» To do
Look through the records below and collect all lines that hold the string "从题中所给的".

(Collection entries)

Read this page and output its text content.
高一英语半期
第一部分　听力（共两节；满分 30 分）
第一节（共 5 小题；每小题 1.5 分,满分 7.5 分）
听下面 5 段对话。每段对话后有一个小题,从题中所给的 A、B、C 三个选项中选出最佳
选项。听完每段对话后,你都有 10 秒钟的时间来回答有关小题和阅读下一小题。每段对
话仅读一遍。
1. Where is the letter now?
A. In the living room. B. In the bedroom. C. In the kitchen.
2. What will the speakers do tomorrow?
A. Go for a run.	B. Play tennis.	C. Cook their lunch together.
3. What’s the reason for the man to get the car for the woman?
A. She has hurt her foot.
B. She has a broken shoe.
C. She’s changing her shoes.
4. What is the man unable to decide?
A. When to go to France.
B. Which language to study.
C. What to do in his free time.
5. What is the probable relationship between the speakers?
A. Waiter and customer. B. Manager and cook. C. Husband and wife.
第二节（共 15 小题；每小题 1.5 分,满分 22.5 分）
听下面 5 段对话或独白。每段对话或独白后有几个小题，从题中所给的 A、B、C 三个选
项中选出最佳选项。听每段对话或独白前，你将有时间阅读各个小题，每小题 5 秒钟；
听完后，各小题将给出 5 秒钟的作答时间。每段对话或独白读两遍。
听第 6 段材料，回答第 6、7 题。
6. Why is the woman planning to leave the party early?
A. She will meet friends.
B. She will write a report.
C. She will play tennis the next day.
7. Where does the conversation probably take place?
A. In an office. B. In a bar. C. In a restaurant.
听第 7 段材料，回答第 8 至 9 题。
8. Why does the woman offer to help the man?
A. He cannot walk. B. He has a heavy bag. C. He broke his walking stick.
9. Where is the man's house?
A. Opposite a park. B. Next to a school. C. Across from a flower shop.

» Solution
听下面 5 段对话。每段对话后有一个小题,从题中所给的 A、B、C 三个选项中选出最佳
听下面 5 段对话或独白。每段对话或独白后有几个小题，从题中所给的 A、B、C 三个选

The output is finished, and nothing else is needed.